◆ **STORED RECORDS**
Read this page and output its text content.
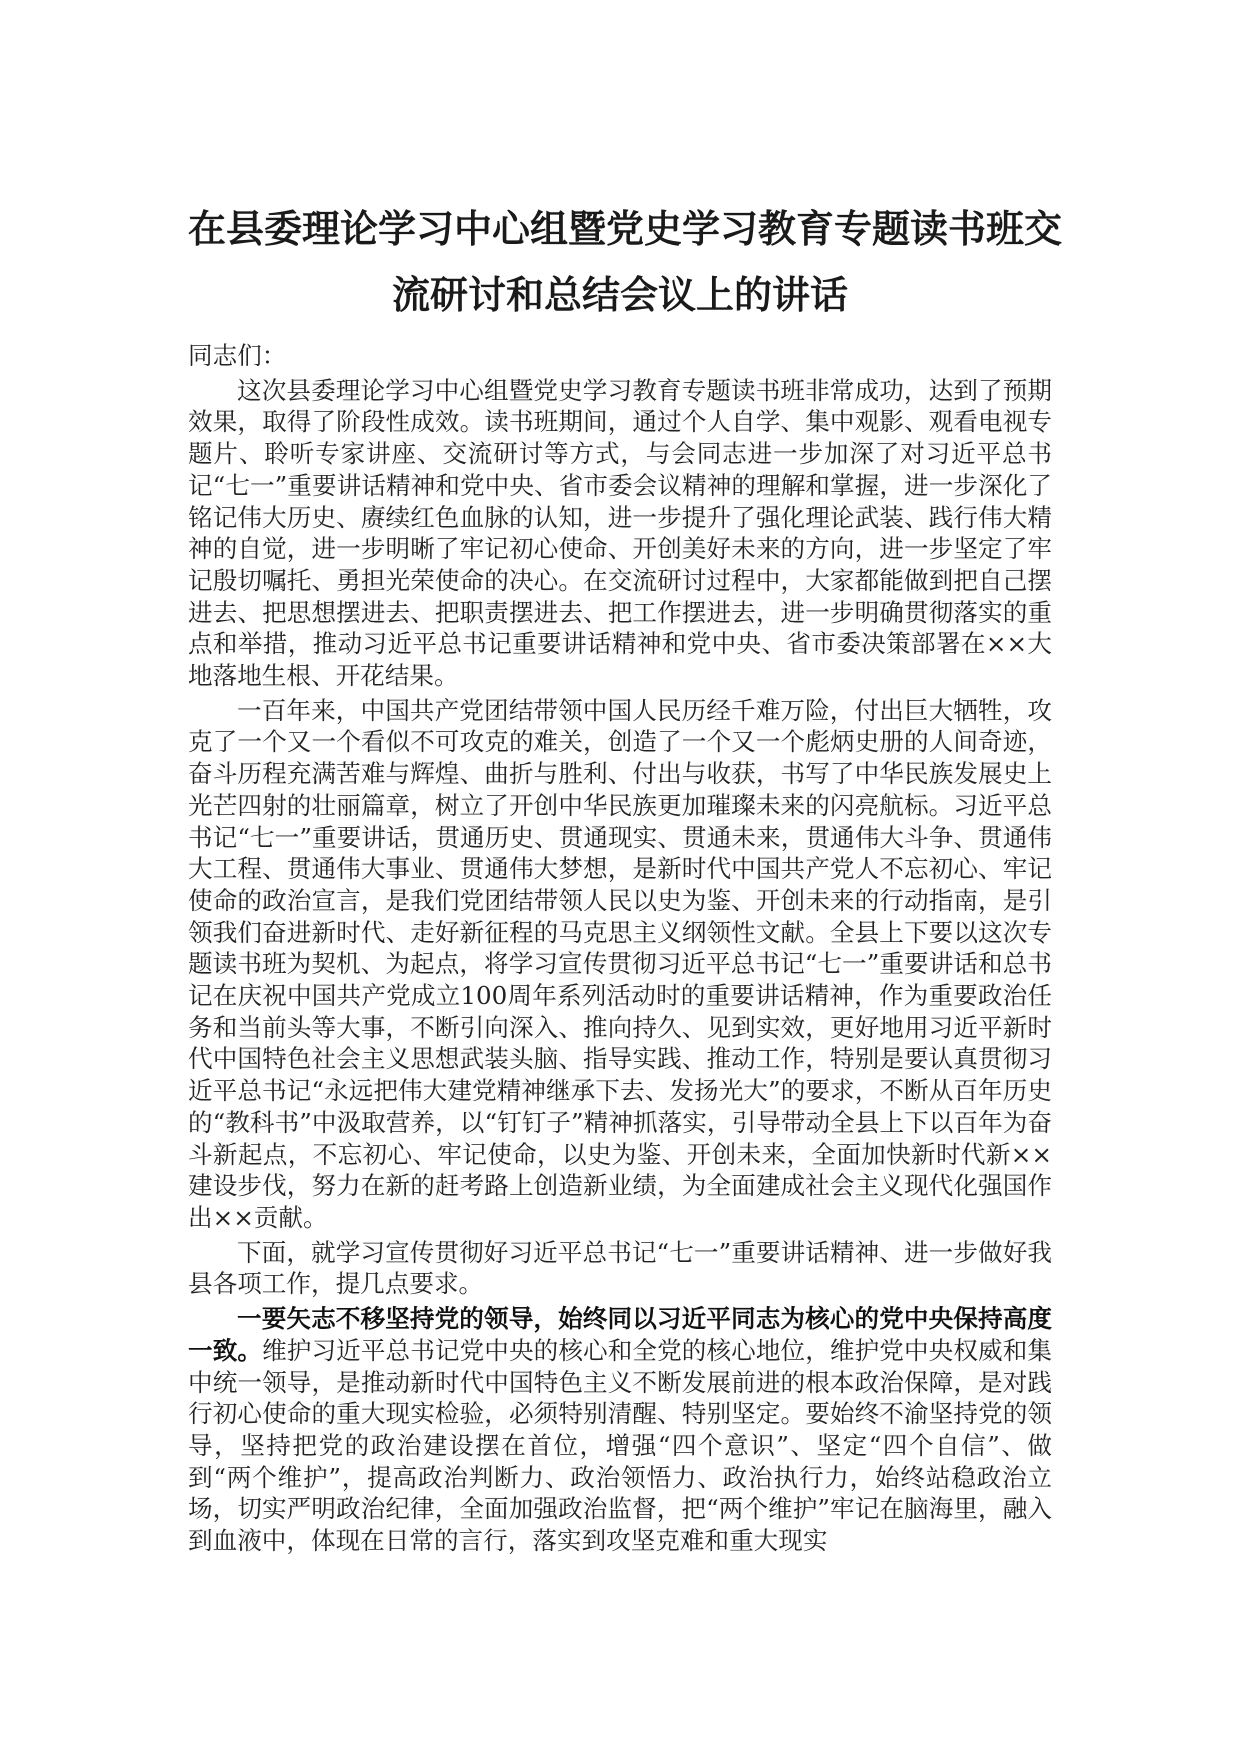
在县委理论学习中心组暨党史学习教育专题读书班交
流研讨和总结会议上的讲话

同志们：

这次县委理论学习中心组暨党史学习教育专题读书班非常成功，达到了预期效果，取得了阶段性成效。读书班期间，通过个人自学、集中观影、观看电视专题片、聆听专家讲座、交流研讨等方式，与会同志进一步加深了对习近平总书记“七一”重要讲话精神和党中央、省市委会议精神的理解和掌握，进一步深化了铭记伟大历史、赓续红色血脉的认知，进一步提升了强化理论武装、践行伟大精神的自觉，进一步明晰了牢记初心使命、开创美好未来的方向，进一步坚定了牢记殷切嘱托、勇担光荣使命的决心。在交流研讨过程中，大家都能做到把自己摆进去、把思想摆进去、把职责摆进去、把工作摆进去，进一步明确贯彻落实的重点和举措，推动习近平总书记重要讲话精神和党中央、省市委决策部署在××大地落地生根、开花结果。

一百年来，中国共产党团结带领中国人民历经千难万险，付出巨大牺牲，攻克了一个又一个看似不可攻克的难关，创造了一个又一个彪炳史册的人间奇迹，奋斗历程充满苦难与辉煌、曲折与胜利、付出与收获，书写了中华民族发展史上光芒四射的壮丽篇章，树立了开创中华民族更加璀璨未来的闪亮航标。习近平总书记“七一”重要讲话，贯通历史、贯通现实、贯通未来，贯通伟大斗争、贯通伟大工程、贯通伟大事业、贯通伟大梦想，是新时代中国共产党人不忘初心、牢记使命的政治宣言，是我们党团结带领人民以史为鉴、开创未来的行动指南，是引领我们奋进新时代、走好新征程的马克思主义纲领性文献。全县上下要以这次专题读书班为契机、为起点，将学习宣传贯彻习近平总书记“七一”重要讲话和总书记在庆祝中国共产党成立100周年系列活动时的重要讲话精神，作为重要政治任务和当前头等大事，不断引向深入、推向持久、见到实效，更好地用习近平新时代中国特色社会主义思想武装头脑、指导实践、推动工作，特别是要认真贯彻习近平总书记“永远把伟大建党精神继承下去、发扬光大”的要求，不断从百年历史的“教科书”中汲取营养，以“钉钉子”精神抓落实，引导带动全县上下以百年为奋斗新起点，不忘初心、牢记使命，以史为鉴、开创未来，全面加快新时代新××建设步伐，努力在新的赶考路上创造新业绩，为全面建成社会主义现代化强国作出××贡献。

下面，就学习宣传贯彻好习近平总书记“七一”重要讲话精神、进一步做好我县各项工作，提几点要求。

一要矢志不移坚持党的领导，始终同以习近平同志为核心的党中央保持高度一致。维护习近平总书记党中央的核心和全党的核心地位，维护党中央权威和集中统一领导，是推动新时代中国特色主义不断发展前进的根本政治保障，是对践行初心使命的重大现实检验，必须特别清醒、特别坚定。要始终不渝坚持党的领导，坚持把党的政治建设摆在首位，增强“四个意识”、坚定“四个自信”、做到“两个维护”，提高政治判断力、政治领悟力、政治执行力，始终站稳政治立场，切实严明政治纪律，全面加强政治监督，把“两个维护”牢记在脑海里，融入到血液中，体现在日常的言行，落实到攻坚克难和重大现实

◆ **EXERCISE DIRECTIONS**
Quote all the records verbatim, dropping any pictures from your copy.

◆ **ANSWER IN FULL**
Read this page and output its text content.
在县委理论学习中心组暨党史学习教育专题读书班交
流研讨和总结会议上的讲话

同志们：

这次县委理论学习中心组暨党史学习教育专题读书班非常成功，达到了预期效果，取得了阶段性成效。读书班期间，通过个人自学、集中观影、观看电视专题片、聆听专家讲座、交流研讨等方式，与会同志进一步加深了对习近平总书记“七一”重要讲话精神和党中央、省市委会议精神的理解和掌握，进一步深化了铭记伟大历史、赓续红色血脉的认知，进一步提升了强化理论武装、践行伟大精神的自觉，进一步明晰了牢记初心使命、开创美好未来的方向，进一步坚定了牢记殷切嘱托、勇担光荣使命的决心。在交流研讨过程中，大家都能做到把自己摆进去、把思想摆进去、把职责摆进去、把工作摆进去，进一步明确贯彻落实的重点和举措，推动习近平总书记重要讲话精神和党中央、省市委决策部署在××大地落地生根、开花结果。

一百年来，中国共产党团结带领中国人民历经千难万险，付出巨大牺牲，攻克了一个又一个看似不可攻克的难关，创造了一个又一个彪炳史册的人间奇迹，奋斗历程充满苦难与辉煌、曲折与胜利、付出与收获，书写了中华民族发展史上光芒四射的壮丽篇章，树立了开创中华民族更加璀璨未来的闪亮航标。习近平总书记“七一”重要讲话，贯通历史、贯通现实、贯通未来，贯通伟大斗争、贯通伟大工程、贯通伟大事业、贯通伟大梦想，是新时代中国共产党人不忘初心、牢记使命的政治宣言，是我们党团结带领人民以史为鉴、开创未来的行动指南，是引领我们奋进新时代、走好新征程的马克思主义纲领性文献。全县上下要以这次专题读书班为契机、为起点，将学习宣传贯彻习近平总书记“七一”重要讲话和总书记在庆祝中国共产党成立100周年系列活动时的重要讲话精神，作为重要政治任务和当前头等大事，不断引向深入、推向持久、见到实效，更好地用习近平新时代中国特色社会主义思想武装头脑、指导实践、推动工作，特别是要认真贯彻习近平总书记“永远把伟大建党精神继承下去、发扬光大”的要求，不断从百年历史的“教科书”中汲取营养，以“钉钉子”精神抓落实，引导带动全县上下以百年为奋斗新起点，不忘初心、牢记使命，以史为鉴、开创未来，全面加快新时代新××建设步伐，努力在新的赶考路上创造新业绩，为全面建成社会主义现代化强国作出××贡献。

下面，就学习宣传贯彻好习近平总书记“七一”重要讲话精神、进一步做好我县各项工作，提几点要求。

一要矢志不移坚持党的领导，始终同以习近平同志为核心的党中央保持高度一致。维护习近平总书记党中央的核心和全党的核心地位，维护党中央权威和集中统一领导，是推动新时代中国特色主义不断发展前进的根本政治保障，是对践行初心使命的重大现实检验，必须特别清醒、特别坚定。要始终不渝坚持党的领导，坚持把党的政治建设摆在首位，增强“四个意识”、坚定“四个自信”、做到“两个维护”，提高政治判断力、政治领悟力、政治执行力，始终站稳政治立场，切实严明政治纪律，全面加强政治监督，把“两个维护”牢记在脑海里，融入到血液中，体现在日常的言行，落实到攻坚克难和重大现实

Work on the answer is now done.